* **Aim**
Wherever a line below holds the word "title", copy that line.

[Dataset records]
==================================================

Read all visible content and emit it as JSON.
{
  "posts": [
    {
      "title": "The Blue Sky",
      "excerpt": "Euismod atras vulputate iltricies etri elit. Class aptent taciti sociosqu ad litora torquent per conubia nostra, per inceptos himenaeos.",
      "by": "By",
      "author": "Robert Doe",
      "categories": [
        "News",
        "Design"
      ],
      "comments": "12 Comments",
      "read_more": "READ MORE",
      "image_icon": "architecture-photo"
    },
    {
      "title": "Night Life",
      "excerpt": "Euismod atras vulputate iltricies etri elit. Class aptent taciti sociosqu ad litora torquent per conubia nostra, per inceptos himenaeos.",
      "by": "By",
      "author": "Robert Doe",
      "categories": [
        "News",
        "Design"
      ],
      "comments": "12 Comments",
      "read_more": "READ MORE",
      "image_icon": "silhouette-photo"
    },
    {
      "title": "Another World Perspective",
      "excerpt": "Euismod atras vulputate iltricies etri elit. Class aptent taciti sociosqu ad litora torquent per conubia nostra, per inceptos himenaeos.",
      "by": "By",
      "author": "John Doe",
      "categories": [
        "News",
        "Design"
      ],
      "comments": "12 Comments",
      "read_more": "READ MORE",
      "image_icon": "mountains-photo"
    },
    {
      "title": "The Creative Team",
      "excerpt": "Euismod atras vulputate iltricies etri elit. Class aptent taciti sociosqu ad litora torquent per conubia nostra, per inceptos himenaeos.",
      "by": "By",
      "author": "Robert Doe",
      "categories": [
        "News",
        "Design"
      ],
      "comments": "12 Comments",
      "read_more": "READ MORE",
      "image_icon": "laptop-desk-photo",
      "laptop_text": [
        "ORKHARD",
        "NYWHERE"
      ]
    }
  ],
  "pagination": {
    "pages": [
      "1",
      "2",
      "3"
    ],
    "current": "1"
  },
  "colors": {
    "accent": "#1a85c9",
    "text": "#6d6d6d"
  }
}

==================================================

* **Output below**
      "title": "The Blue Sky",
      "title": "Night Life",
      "title": "Another World Perspective",
      "title": "The Creative Team",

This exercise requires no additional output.